* BEGIN EXERCISE DATA *

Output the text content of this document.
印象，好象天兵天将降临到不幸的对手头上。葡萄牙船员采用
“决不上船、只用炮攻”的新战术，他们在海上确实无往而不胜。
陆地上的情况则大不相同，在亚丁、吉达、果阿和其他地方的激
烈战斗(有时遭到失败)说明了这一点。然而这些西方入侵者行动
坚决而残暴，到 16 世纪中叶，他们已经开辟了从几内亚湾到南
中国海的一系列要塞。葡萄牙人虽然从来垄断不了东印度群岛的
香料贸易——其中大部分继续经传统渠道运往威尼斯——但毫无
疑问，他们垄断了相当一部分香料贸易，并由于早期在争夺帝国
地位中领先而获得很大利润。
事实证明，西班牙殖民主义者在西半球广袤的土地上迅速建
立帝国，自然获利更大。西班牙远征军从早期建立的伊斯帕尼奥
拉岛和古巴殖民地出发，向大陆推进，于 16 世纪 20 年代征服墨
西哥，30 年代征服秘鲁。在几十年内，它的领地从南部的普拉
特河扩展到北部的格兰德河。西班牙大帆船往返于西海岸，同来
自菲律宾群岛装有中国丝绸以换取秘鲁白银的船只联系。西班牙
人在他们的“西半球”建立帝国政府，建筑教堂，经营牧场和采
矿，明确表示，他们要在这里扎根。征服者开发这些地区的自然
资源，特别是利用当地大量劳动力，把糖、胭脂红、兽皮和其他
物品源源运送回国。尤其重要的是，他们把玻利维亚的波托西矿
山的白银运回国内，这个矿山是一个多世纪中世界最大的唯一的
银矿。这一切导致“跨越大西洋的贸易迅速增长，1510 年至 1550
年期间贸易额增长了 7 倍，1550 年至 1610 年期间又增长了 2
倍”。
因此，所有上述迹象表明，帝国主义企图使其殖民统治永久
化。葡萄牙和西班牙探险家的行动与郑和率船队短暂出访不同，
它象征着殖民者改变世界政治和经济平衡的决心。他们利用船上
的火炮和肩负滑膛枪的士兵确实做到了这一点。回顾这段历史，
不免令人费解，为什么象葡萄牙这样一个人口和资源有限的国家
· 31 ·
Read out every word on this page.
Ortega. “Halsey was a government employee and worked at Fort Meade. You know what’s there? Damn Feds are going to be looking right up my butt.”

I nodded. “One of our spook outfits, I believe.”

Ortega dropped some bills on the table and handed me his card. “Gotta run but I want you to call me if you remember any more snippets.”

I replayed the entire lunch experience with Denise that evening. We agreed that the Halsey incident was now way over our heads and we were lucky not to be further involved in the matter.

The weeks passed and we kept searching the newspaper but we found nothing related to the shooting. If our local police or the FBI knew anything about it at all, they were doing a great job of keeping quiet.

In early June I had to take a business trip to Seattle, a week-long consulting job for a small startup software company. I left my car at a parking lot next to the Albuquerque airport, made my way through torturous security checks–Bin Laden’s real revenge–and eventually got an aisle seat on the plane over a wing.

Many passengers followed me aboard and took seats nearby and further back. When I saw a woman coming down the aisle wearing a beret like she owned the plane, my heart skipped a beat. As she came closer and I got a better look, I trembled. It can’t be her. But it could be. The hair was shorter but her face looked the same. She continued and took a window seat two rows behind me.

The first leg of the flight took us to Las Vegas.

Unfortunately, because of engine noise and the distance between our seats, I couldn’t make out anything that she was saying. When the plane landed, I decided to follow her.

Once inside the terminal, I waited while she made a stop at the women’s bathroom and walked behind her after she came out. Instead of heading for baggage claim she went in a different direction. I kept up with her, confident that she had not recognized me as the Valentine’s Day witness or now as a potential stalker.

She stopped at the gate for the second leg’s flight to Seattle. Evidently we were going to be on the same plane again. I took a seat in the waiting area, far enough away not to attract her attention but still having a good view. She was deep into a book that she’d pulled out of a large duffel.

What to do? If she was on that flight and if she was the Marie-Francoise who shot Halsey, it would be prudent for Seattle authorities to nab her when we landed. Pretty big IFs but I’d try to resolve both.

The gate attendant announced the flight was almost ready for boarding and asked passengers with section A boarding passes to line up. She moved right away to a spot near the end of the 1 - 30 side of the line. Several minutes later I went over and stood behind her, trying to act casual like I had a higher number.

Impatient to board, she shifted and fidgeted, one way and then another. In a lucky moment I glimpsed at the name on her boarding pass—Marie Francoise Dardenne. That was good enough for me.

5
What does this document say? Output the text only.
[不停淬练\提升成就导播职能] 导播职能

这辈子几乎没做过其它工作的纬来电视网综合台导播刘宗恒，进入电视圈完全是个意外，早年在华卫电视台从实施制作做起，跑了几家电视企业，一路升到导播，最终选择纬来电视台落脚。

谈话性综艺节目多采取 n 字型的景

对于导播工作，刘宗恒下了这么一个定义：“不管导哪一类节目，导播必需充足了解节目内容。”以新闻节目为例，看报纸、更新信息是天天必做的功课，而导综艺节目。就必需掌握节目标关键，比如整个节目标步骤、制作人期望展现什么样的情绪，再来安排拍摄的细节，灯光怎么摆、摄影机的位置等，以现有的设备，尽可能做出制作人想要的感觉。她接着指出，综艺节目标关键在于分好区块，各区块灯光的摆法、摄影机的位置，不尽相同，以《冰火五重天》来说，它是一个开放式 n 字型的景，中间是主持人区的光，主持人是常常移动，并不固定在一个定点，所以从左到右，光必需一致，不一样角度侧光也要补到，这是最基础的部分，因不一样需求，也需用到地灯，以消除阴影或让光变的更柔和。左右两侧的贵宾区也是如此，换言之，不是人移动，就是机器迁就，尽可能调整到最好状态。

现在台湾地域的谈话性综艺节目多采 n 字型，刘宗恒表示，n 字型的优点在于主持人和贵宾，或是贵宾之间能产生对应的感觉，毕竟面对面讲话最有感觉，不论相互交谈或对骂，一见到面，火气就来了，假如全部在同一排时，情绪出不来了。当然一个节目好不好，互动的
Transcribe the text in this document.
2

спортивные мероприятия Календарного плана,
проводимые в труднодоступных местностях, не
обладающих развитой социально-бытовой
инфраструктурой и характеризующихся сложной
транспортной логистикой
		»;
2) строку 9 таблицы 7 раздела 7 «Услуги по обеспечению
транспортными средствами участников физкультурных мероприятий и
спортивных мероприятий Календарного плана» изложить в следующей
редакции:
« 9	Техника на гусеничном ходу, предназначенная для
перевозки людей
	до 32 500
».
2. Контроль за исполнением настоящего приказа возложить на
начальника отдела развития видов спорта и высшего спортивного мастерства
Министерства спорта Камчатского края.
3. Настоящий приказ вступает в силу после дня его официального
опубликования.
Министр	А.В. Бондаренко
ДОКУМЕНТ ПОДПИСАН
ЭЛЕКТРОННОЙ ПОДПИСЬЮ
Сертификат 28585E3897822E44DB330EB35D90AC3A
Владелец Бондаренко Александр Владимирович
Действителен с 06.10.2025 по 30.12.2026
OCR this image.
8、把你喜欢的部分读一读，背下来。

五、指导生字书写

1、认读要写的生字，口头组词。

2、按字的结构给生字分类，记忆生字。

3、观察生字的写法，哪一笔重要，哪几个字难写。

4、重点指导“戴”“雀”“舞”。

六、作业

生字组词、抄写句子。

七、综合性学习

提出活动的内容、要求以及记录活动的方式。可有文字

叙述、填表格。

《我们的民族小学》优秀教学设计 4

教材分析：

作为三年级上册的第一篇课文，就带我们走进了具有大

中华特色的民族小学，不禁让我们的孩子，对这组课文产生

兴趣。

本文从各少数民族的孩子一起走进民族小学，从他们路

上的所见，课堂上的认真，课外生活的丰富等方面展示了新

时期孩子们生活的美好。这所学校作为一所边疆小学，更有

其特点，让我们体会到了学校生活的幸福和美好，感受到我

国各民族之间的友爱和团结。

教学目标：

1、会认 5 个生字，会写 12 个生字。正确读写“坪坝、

* END EXERCISE DATA *

Which lines contain the word "further"? Copy each of them.

I replayed the entire lunch experience with Denise that evening. We agreed that the Halsey incident was now way over our heads and we were lucky not to be further involved in the matter.
Many passengers followed me aboard and took seats nearby and further back. When I saw a woman coming down the aisle wearing a beret like she owned the plane, my heart skipped a beat. As she came closer and I got a better look, I trembled. It can’t be her. But it could be. The hair was shorter but her face looked the same. She continued and took a window seat two rows behind me.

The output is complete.